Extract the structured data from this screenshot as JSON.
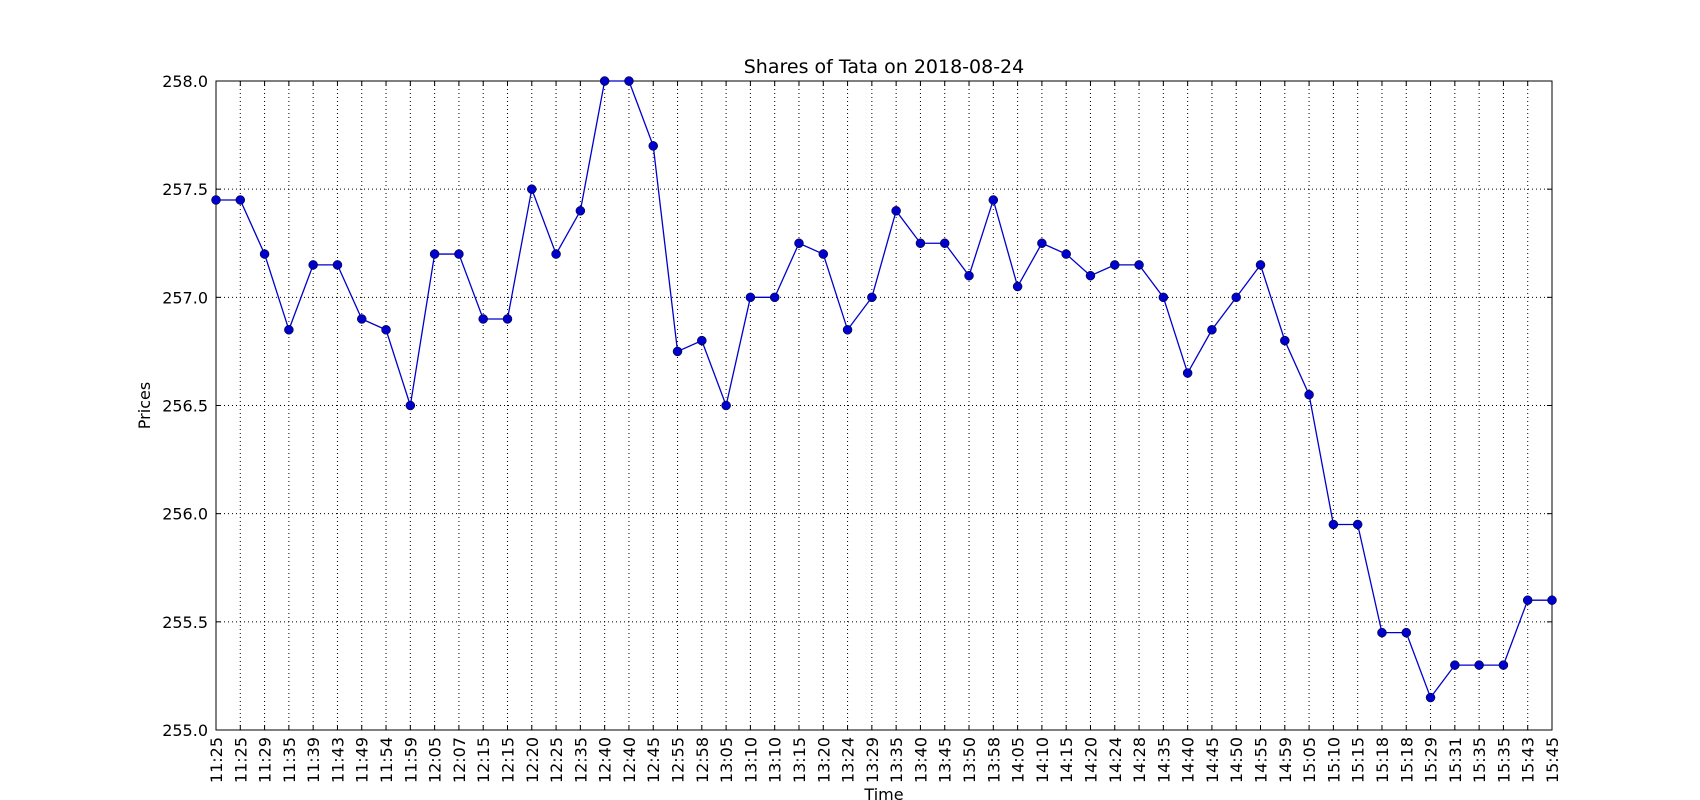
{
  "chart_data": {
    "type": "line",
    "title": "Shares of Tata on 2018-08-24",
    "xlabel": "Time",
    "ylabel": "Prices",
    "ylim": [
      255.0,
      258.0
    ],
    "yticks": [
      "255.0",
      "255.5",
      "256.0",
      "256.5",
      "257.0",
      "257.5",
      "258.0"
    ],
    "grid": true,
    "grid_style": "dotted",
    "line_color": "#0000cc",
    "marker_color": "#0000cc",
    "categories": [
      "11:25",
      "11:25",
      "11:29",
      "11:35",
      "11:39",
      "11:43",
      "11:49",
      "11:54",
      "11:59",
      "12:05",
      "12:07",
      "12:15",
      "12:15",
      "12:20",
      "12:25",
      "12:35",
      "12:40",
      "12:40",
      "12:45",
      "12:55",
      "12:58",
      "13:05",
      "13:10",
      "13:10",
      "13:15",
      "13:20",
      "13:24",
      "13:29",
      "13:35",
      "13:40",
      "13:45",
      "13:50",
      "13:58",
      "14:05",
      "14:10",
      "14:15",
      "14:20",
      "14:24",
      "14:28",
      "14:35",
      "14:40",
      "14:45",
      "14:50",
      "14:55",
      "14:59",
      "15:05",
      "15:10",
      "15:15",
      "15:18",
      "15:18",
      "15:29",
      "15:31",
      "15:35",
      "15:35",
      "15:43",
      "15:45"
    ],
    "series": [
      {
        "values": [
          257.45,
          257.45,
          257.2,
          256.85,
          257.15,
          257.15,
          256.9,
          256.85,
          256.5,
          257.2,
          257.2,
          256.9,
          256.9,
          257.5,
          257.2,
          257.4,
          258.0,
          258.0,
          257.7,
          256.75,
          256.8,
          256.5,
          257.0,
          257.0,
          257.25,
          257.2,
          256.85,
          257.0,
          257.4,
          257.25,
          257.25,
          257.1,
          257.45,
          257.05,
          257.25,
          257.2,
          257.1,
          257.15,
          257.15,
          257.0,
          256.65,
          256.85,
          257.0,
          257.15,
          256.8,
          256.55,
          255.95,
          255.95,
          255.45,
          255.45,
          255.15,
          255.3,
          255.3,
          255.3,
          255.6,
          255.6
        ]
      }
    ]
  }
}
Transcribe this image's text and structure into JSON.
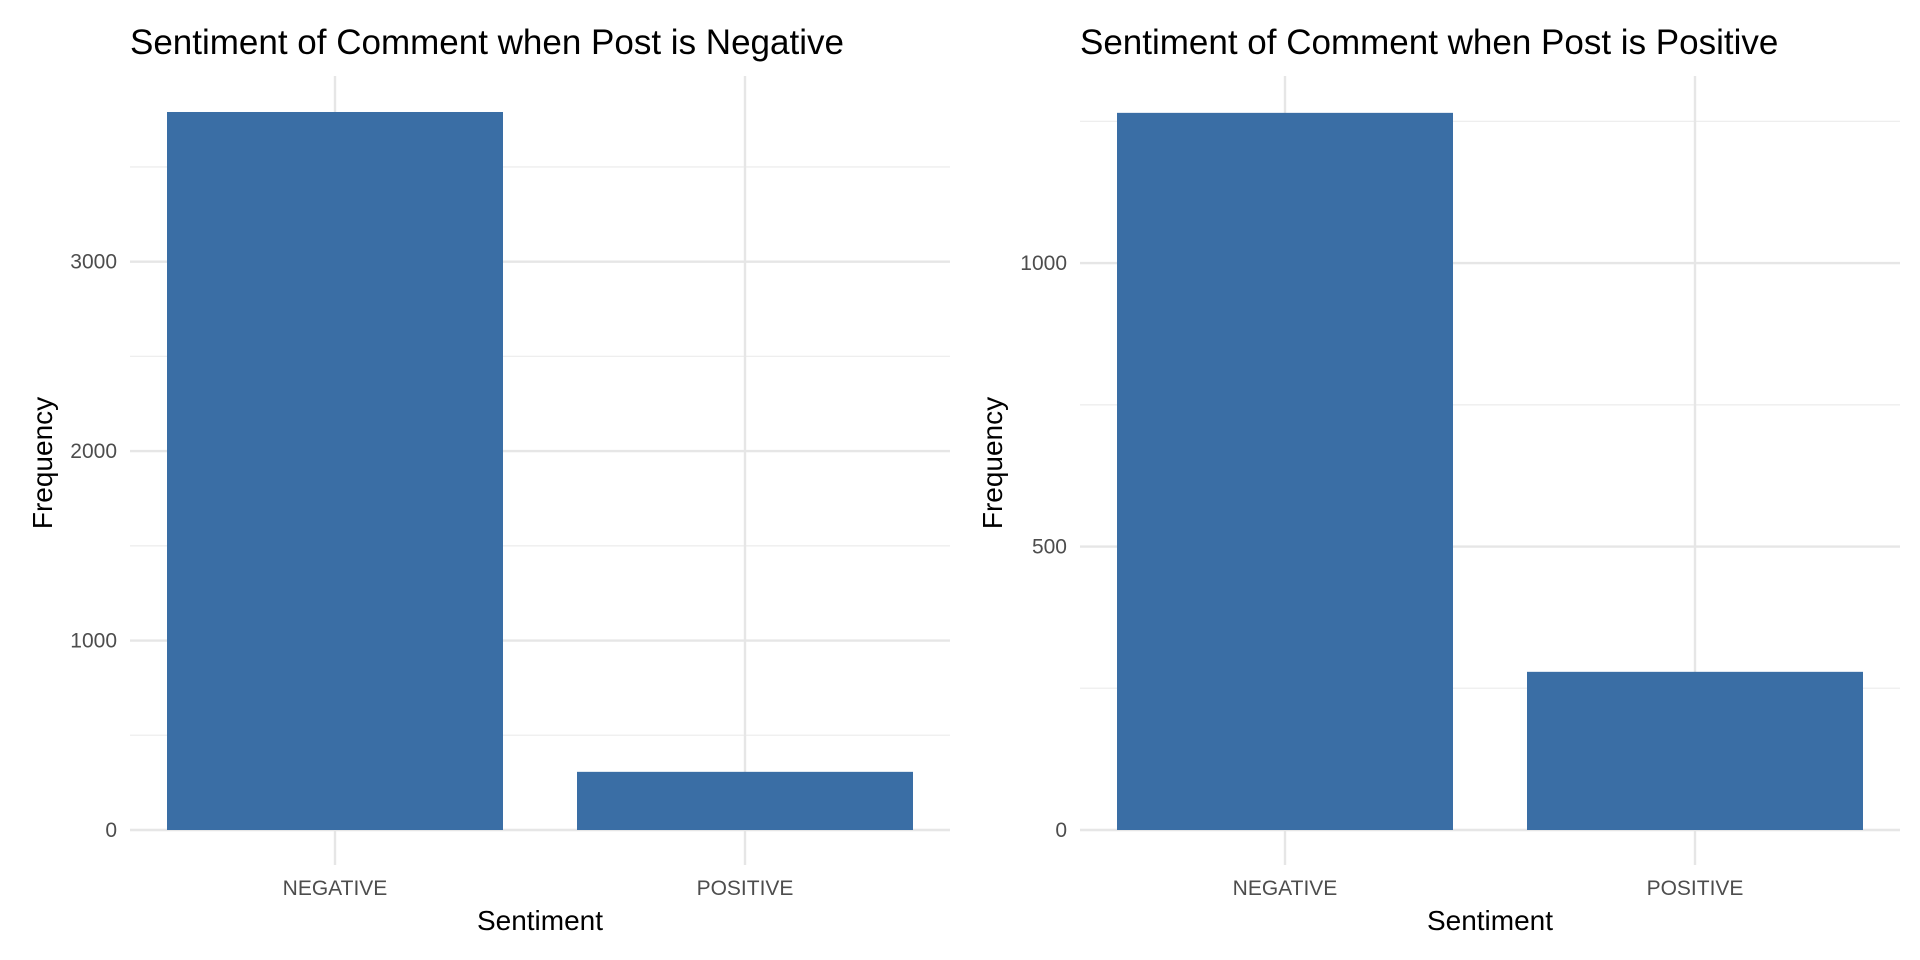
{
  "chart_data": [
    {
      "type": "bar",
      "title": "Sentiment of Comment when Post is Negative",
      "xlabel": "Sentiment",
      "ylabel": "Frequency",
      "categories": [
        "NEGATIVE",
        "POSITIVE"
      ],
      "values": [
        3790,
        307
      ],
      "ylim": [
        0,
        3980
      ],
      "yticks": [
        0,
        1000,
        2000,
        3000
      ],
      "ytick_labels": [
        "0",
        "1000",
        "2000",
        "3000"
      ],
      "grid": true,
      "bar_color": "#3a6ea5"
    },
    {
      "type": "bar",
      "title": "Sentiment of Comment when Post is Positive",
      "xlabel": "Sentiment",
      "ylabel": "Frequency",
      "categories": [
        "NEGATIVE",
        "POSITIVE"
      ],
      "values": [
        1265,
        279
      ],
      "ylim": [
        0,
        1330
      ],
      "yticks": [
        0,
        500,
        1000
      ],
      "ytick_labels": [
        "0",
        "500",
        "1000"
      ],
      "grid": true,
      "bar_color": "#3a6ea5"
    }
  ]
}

▶ EXERCISE: Gather all the lines that include the word "this" and copy them out.

▶ SOLUTION:
Extract the structured data from this screenshot as JSON.
Transcribe this image's text and structure into JSON.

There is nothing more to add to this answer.